## EXERCISE
Omit the images, then print each record below exactly as it reads.

## ENTRIES SHOWN
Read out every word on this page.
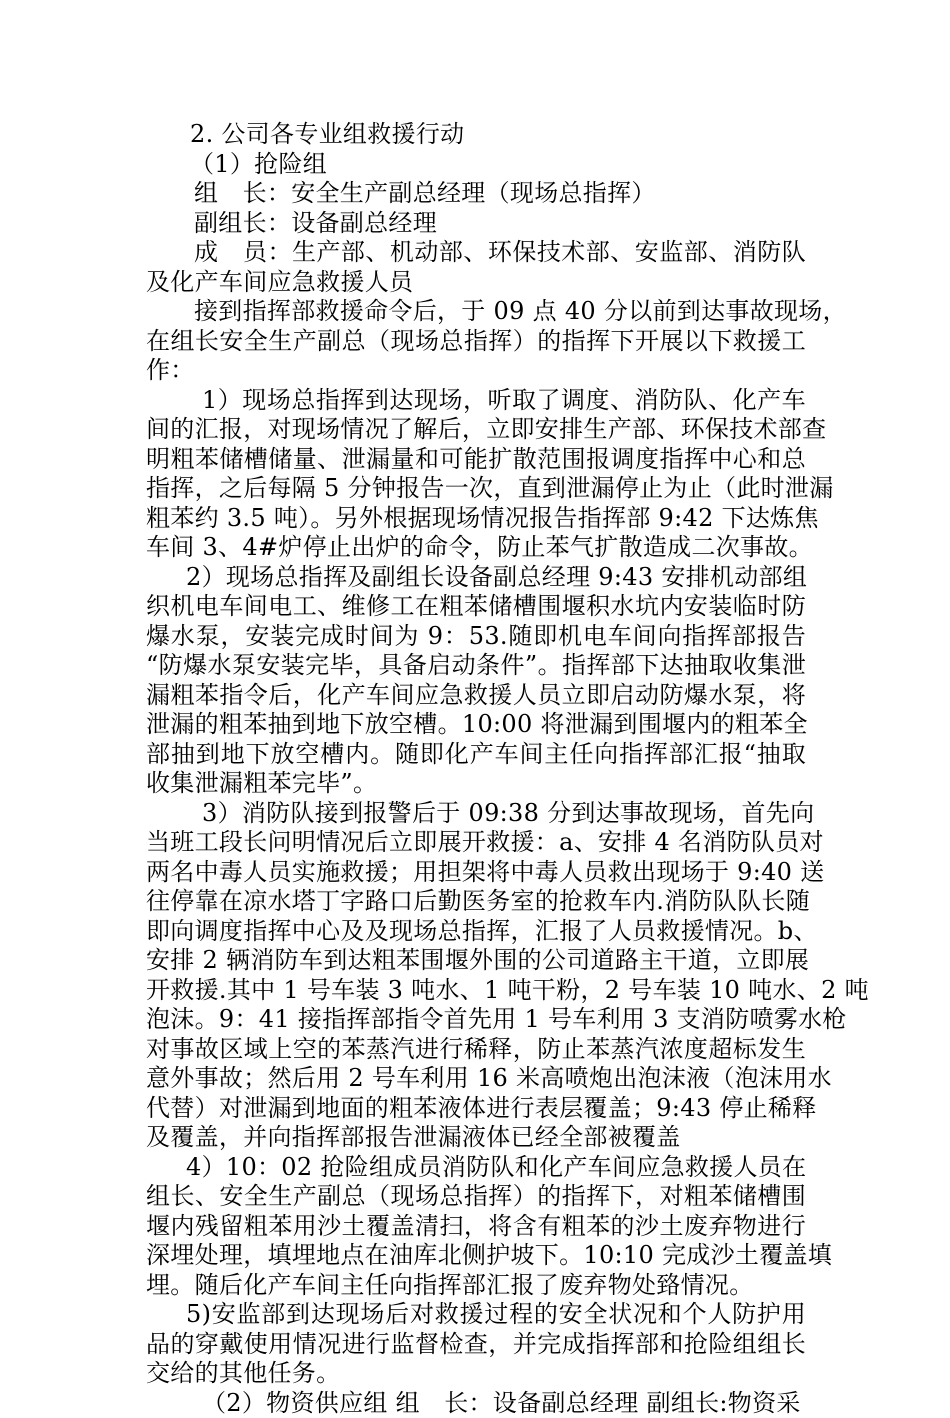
2. 公司各专业组救援行动
（1）抢险组
组　长：安全生产副总经理（现场总指挥）
副组长：设备副总经理
成　员：生产部、机动部、环保技术部、安监部、消防队
及化产车间应急救援人员
接到指挥部救援命令后，于 09 点 40 分以前到达事故现场，
在组长安全生产副总（现场总指挥）的指挥下开展以下救援工
作：
1）现场总指挥到达现场，听取了调度、消防队、化产车
间的汇报，对现场情况了解后，立即安排生产部、环保技术部查
明粗苯储槽储量、泄漏量和可能扩散范围报调度指挥中心和总
指挥，之后每隔 5 分钟报告一次，直到泄漏停止为止（此时泄漏
粗苯约 3.5 吨）。另外根据现场情况报告指挥部 9:42 下达炼焦
车间 3、4#炉停止出炉的命令，防止苯气扩散造成二次事故。
2）现场总指挥及副组长设备副总经理 9:43 安排机动部组
织机电车间电工、维修工在粗苯储槽围堰积水坑内安装临时防
爆水泵，安装完成时间为 9：53.随即机电车间向指挥部报告
“防爆水泵安装完毕，具备启动条件”。指挥部下达抽取收集泄
漏粗苯指令后，化产车间应急救援人员立即启动防爆水泵，将
泄漏的粗苯抽到地下放空槽。10:00 将泄漏到围堰内的粗苯全
部抽到地下放空槽内。随即化产车间主任向指挥部汇报“抽取
收集泄漏粗苯完毕”。
3）消防队接到报警后于 09:38 分到达事故现场，首先向
当班工段长问明情况后立即展开救援：a、安排 4 名消防队员对
两名中毒人员实施救援；用担架将中毒人员救出现场于 9:40 送
往停靠在凉水塔丁字路口后勤医务室的抢救车内.消防队队长随
即向调度指挥中心及及现场总指挥，汇报了人员救援情况。b、
安排 2 辆消防车到达粗苯围堰外围的公司道路主干道，立即展
开救援.其中 1 号车装 3 吨水、1 吨干粉，2 号车装 10 吨水、2 吨
泡沫。9：41 接指挥部指令首先用 1 号车利用 3 支消防喷雾水枪
对事故区域上空的苯蒸汽进行稀释，防止苯蒸汽浓度超标发生
意外事故；然后用 2 号车利用 16 米高喷炮出泡沫液（泡沫用水
代替）对泄漏到地面的粗苯液体进行表层覆盖；9:43 停止稀释
及覆盖，并向指挥部报告泄漏液体已经全部被覆盖
4）10：02 抢险组成员消防队和化产车间应急救援人员在
组长、安全生产副总（现场总指挥）的指挥下，对粗苯储槽围
堰内残留粗苯用沙土覆盖清扫，将含有粗苯的沙土废弃物进行
深埋处理，填埋地点在油库北侧护坡下。10:10 完成沙土覆盖填
埋。随后化产车间主任向指挥部汇报了废弃物处臵情况。
5)安监部到达现场后对救援过程的安全状况和个人防护用
品的穿戴使用情况进行监督检查，并完成指挥部和抢险组组长
交给的其他任务。
（2）物资供应组 组　长：设备副总经理 副组长:物资采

## RESULT BELOW
Read out every word on this page.
2. 公司各专业组救援行动
（1）抢险组
组　长：安全生产副总经理（现场总指挥）
副组长：设备副总经理
成　员：生产部、机动部、环保技术部、安监部、消防队
及化产车间应急救援人员
接到指挥部救援命令后，于 09 点 40 分以前到达事故现场，
在组长安全生产副总（现场总指挥）的指挥下开展以下救援工
作：
1）现场总指挥到达现场，听取了调度、消防队、化产车
间的汇报，对现场情况了解后，立即安排生产部、环保技术部查
明粗苯储槽储量、泄漏量和可能扩散范围报调度指挥中心和总
指挥，之后每隔 5 分钟报告一次，直到泄漏停止为止（此时泄漏
粗苯约 3.5 吨）。另外根据现场情况报告指挥部 9:42 下达炼焦
车间 3、4#炉停止出炉的命令，防止苯气扩散造成二次事故。
2）现场总指挥及副组长设备副总经理 9:43 安排机动部组
织机电车间电工、维修工在粗苯储槽围堰积水坑内安装临时防
爆水泵，安装完成时间为 9：53.随即机电车间向指挥部报告
“防爆水泵安装完毕，具备启动条件”。指挥部下达抽取收集泄
漏粗苯指令后，化产车间应急救援人员立即启动防爆水泵，将
泄漏的粗苯抽到地下放空槽。10:00 将泄漏到围堰内的粗苯全
部抽到地下放空槽内。随即化产车间主任向指挥部汇报“抽取
收集泄漏粗苯完毕”。
3）消防队接到报警后于 09:38 分到达事故现场，首先向
当班工段长问明情况后立即展开救援：a、安排 4 名消防队员对
两名中毒人员实施救援；用担架将中毒人员救出现场于 9:40 送
往停靠在凉水塔丁字路口后勤医务室的抢救车内.消防队队长随
即向调度指挥中心及及现场总指挥，汇报了人员救援情况。b、
安排 2 辆消防车到达粗苯围堰外围的公司道路主干道，立即展
开救援.其中 1 号车装 3 吨水、1 吨干粉，2 号车装 10 吨水、2 吨
泡沫。9：41 接指挥部指令首先用 1 号车利用 3 支消防喷雾水枪
对事故区域上空的苯蒸汽进行稀释，防止苯蒸汽浓度超标发生
意外事故；然后用 2 号车利用 16 米高喷炮出泡沫液（泡沫用水
代替）对泄漏到地面的粗苯液体进行表层覆盖；9:43 停止稀释
及覆盖，并向指挥部报告泄漏液体已经全部被覆盖
4）10：02 抢险组成员消防队和化产车间应急救援人员在
组长、安全生产副总（现场总指挥）的指挥下，对粗苯储槽围
堰内残留粗苯用沙土覆盖清扫，将含有粗苯的沙土废弃物进行
深埋处理，填埋地点在油库北侧护坡下。10:10 完成沙土覆盖填
埋。随后化产车间主任向指挥部汇报了废弃物处臵情况。
5)安监部到达现场后对救援过程的安全状况和个人防护用
品的穿戴使用情况进行监督检查，并完成指挥部和抢险组组长
交给的其他任务。
（2）物资供应组 组　长：设备副总经理 副组长:物资采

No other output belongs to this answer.